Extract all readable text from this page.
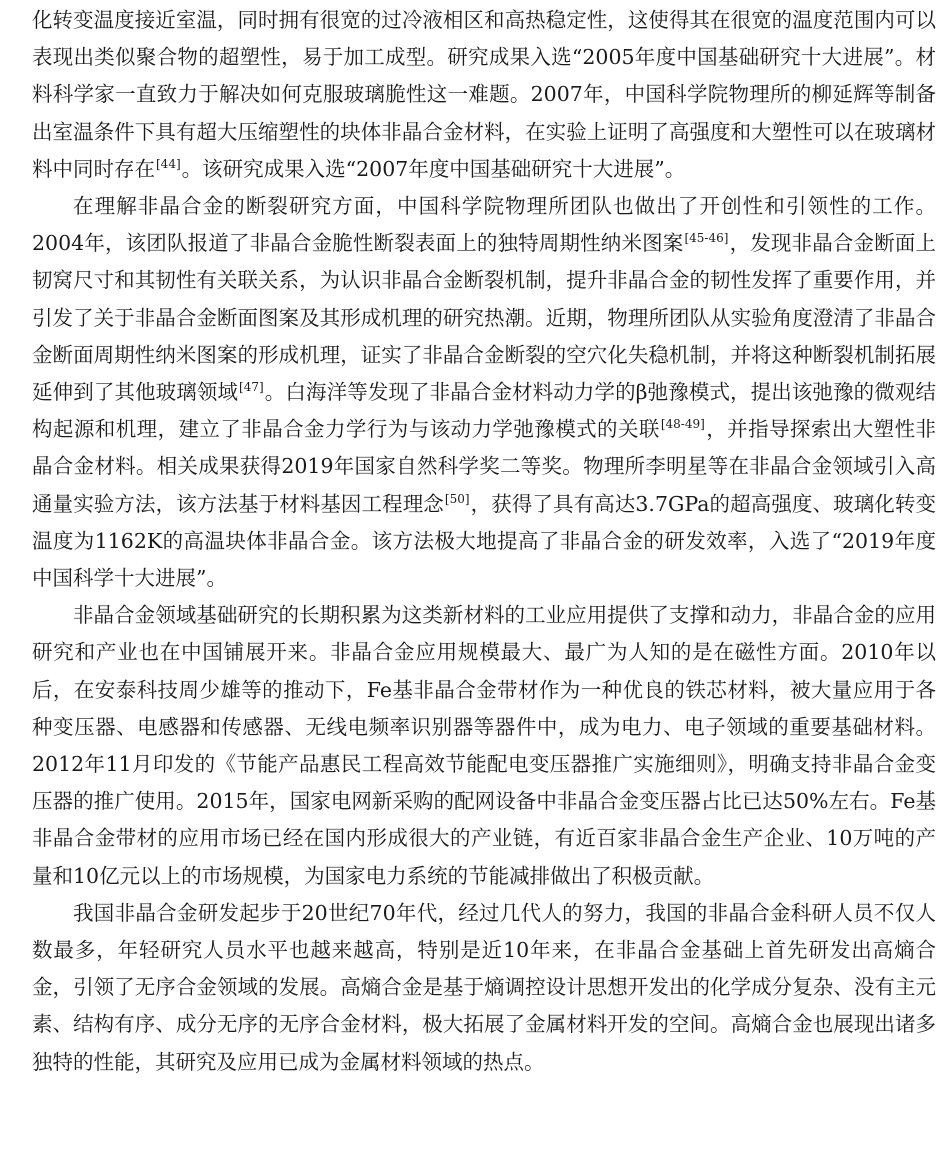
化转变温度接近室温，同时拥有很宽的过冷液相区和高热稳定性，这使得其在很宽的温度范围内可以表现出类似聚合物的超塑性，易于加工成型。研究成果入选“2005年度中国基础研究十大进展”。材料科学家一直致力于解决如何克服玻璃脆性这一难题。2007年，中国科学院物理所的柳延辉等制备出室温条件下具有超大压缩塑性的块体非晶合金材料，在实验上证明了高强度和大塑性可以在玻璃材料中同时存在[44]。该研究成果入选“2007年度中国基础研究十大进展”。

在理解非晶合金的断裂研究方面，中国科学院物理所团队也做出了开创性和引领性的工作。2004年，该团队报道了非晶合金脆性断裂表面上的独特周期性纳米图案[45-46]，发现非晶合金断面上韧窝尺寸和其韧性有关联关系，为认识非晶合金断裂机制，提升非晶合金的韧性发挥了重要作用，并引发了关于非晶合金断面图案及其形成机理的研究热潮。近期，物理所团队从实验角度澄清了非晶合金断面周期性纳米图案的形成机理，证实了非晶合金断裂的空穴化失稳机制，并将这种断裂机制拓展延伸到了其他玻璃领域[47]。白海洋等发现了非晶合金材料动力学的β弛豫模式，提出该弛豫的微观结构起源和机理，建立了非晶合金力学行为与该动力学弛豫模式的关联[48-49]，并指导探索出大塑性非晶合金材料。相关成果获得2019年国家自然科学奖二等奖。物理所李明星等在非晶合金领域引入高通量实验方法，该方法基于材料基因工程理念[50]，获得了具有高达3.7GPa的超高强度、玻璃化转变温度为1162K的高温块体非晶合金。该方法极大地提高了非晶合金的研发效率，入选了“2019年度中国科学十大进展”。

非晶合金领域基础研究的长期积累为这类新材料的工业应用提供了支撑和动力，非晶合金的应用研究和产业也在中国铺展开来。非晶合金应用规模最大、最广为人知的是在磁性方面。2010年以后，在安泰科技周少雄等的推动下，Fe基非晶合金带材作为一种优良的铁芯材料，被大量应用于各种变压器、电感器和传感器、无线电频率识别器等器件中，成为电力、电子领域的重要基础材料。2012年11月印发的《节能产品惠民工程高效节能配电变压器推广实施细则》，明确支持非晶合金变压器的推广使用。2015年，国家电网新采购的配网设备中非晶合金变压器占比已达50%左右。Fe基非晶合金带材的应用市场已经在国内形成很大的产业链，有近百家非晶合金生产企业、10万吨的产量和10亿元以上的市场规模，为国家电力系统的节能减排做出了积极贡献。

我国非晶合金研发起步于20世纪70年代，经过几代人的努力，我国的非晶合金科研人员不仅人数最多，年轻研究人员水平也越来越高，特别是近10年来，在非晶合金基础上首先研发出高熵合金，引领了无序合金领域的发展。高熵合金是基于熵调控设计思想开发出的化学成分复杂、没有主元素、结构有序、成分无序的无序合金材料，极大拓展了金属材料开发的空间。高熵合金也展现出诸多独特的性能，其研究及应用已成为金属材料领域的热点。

________________________________________

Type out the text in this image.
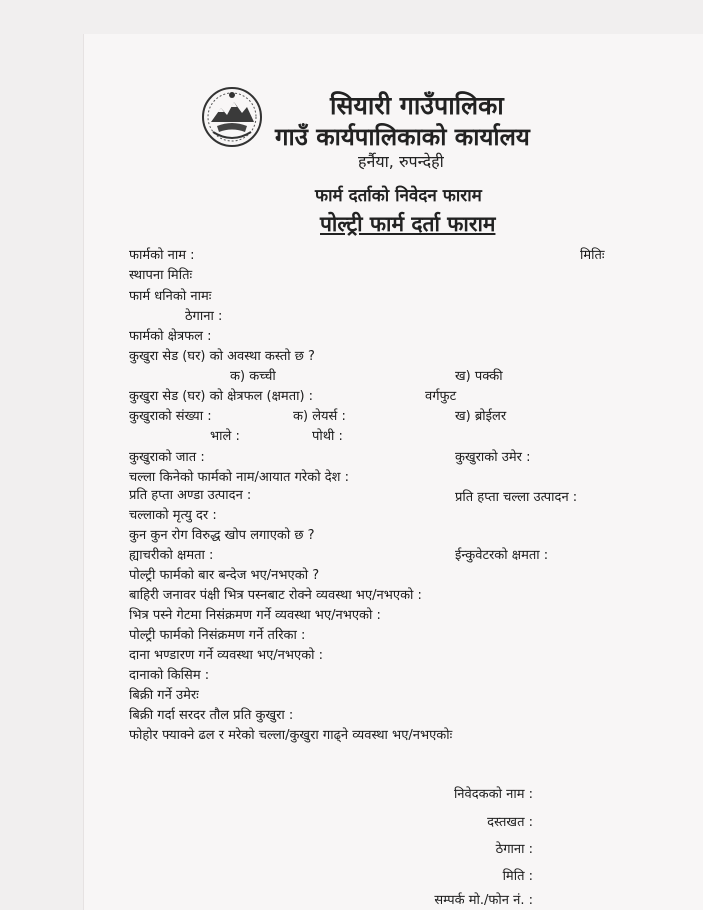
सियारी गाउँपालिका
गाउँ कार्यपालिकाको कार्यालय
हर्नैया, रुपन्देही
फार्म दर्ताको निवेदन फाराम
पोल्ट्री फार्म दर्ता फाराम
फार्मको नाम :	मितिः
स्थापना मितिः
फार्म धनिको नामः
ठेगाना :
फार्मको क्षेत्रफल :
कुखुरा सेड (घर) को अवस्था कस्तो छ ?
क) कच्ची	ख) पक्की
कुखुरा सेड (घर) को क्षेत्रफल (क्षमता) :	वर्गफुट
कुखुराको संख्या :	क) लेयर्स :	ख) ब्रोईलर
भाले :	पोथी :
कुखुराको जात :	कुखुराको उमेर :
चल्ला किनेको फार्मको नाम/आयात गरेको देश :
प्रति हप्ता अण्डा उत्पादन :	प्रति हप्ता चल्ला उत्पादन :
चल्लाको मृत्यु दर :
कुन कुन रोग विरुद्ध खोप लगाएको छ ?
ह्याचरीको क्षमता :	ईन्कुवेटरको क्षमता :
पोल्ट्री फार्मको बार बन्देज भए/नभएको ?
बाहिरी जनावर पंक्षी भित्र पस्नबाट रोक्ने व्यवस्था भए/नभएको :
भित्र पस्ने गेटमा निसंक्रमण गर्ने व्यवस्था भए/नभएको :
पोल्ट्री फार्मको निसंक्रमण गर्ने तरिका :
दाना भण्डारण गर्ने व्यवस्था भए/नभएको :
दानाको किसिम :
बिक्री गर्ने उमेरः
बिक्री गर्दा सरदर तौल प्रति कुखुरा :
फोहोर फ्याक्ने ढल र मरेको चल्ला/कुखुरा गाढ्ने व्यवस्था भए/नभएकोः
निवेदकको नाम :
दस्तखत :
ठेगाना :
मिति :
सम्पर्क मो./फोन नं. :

________________________________________

▶ **TASK DETAILS**: Identify lines with the string "this". Copy each one.

▶ **THE SOLUTION**:
Extract all readable text from this page.
Type out the text in this image.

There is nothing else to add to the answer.